Instruction | Repeat the listing in full, exactly as it stands.

======

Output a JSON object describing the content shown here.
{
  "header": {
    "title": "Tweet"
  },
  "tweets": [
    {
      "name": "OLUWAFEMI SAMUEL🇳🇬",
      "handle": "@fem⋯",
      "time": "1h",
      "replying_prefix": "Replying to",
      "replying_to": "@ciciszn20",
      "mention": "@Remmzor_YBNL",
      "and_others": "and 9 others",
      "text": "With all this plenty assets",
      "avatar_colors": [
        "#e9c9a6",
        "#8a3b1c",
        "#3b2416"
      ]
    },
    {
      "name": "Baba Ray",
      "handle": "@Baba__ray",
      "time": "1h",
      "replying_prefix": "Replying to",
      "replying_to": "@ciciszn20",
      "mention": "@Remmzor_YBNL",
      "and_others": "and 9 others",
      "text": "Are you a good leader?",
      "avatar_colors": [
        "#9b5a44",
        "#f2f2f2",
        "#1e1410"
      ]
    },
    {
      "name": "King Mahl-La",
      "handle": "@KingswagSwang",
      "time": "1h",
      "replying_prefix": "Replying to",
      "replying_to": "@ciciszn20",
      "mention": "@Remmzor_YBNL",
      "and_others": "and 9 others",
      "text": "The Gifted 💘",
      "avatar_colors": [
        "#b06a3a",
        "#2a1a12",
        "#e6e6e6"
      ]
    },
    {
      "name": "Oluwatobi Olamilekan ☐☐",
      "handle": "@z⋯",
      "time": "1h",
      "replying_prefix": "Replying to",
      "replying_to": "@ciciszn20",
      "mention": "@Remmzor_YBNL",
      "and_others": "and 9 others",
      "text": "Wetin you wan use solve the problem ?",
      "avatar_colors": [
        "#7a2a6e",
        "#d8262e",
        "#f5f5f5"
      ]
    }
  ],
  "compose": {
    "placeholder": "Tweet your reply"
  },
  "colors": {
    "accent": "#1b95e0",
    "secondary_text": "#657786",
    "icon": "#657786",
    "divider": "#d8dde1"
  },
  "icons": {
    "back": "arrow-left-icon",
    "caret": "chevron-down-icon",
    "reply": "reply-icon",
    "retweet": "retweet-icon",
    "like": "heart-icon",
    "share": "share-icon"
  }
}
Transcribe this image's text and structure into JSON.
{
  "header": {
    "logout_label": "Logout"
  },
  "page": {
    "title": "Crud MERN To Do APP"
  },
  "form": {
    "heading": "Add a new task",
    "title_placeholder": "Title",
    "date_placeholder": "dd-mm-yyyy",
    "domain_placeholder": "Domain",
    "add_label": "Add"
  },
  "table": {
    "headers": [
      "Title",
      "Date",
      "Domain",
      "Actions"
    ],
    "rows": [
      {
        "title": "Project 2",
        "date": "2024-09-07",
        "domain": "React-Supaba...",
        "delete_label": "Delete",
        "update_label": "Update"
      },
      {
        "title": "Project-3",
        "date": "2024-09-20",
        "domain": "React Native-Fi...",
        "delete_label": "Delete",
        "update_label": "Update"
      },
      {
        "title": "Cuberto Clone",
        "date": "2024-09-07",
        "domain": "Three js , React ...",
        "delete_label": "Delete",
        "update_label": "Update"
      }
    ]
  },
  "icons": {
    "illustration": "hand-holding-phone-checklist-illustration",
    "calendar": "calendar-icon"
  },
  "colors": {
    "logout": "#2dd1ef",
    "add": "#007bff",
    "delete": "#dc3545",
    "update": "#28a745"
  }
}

======

Exercise solution |
Output a JSON object describing the content shown here.
{
  "header": {
    "title": "Tweet"
  },
  "tweets": [
    {
      "name": "OLUWAFEMI SAMUEL🇳🇬",
      "handle": "@fem⋯",
      "time": "1h",
      "replying_prefix": "Replying to",
      "replying_to": "@ciciszn20",
      "mention": "@Remmzor_YBNL",
      "and_others": "and 9 others",
      "text": "With all this plenty assets",
      "avatar_colors": [
        "#e9c9a6",
        "#8a3b1c",
        "#3b2416"
      ]
    },
    {
      "name": "Baba Ray",
      "handle": "@Baba__ray",
      "time": "1h",
      "replying_prefix": "Replying to",
      "replying_to": "@ciciszn20",
      "mention": "@Remmzor_YBNL",
      "and_others": "and 9 others",
      "text": "Are you a good leader?",
      "avatar_colors": [
        "#9b5a44",
        "#f2f2f2",
        "#1e1410"
      ]
    },
    {
      "name": "King Mahl-La",
      "handle": "@KingswagSwang",
      "time": "1h",
      "replying_prefix": "Replying to",
      "replying_to": "@ciciszn20",
      "mention": "@Remmzor_YBNL",
      "and_others": "and 9 others",
      "text": "The Gifted 💘",
      "avatar_colors": [
        "#b06a3a",
        "#2a1a12",
        "#e6e6e6"
      ]
    },
    {
      "name": "Oluwatobi Olamilekan ☐☐",
      "handle": "@z⋯",
      "time": "1h",
      "replying_prefix": "Replying to",
      "replying_to": "@ciciszn20",
      "mention": "@Remmzor_YBNL",
      "and_others": "and 9 others",
      "text": "Wetin you wan use solve the problem ?",
      "avatar_colors": [
        "#7a2a6e",
        "#d8262e",
        "#f5f5f5"
      ]
    }
  ],
  "compose": {
    "placeholder": "Tweet your reply"
  },
  "colors": {
    "accent": "#1b95e0",
    "secondary_text": "#657786",
    "icon": "#657786",
    "divider": "#d8dde1"
  },
  "icons": {
    "back": "arrow-left-icon",
    "caret": "chevron-down-icon",
    "reply": "reply-icon",
    "retweet": "retweet-icon",
    "like": "heart-icon",
    "share": "share-icon"
  }
}
Transcribe this image's text and structure into JSON.
{
  "header": {
    "logout_label": "Logout"
  },
  "page": {
    "title": "Crud MERN To Do APP"
  },
  "form": {
    "heading": "Add a new task",
    "title_placeholder": "Title",
    "date_placeholder": "dd-mm-yyyy",
    "domain_placeholder": "Domain",
    "add_label": "Add"
  },
  "table": {
    "headers": [
      "Title",
      "Date",
      "Domain",
      "Actions"
    ],
    "rows": [
      {
        "title": "Project 2",
        "date": "2024-09-07",
        "domain": "React-Supaba...",
        "delete_label": "Delete",
        "update_label": "Update"
      },
      {
        "title": "Project-3",
        "date": "2024-09-20",
        "domain": "React Native-Fi...",
        "delete_label": "Delete",
        "update_label": "Update"
      },
      {
        "title": "Cuberto Clone",
        "date": "2024-09-07",
        "domain": "Three js , React ...",
        "delete_label": "Delete",
        "update_label": "Update"
      }
    ]
  },
  "icons": {
    "illustration": "hand-holding-phone-checklist-illustration",
    "calendar": "calendar-icon"
  },
  "colors": {
    "logout": "#2dd1ef",
    "add": "#007bff",
    "delete": "#dc3545",
    "update": "#28a745"
  }
}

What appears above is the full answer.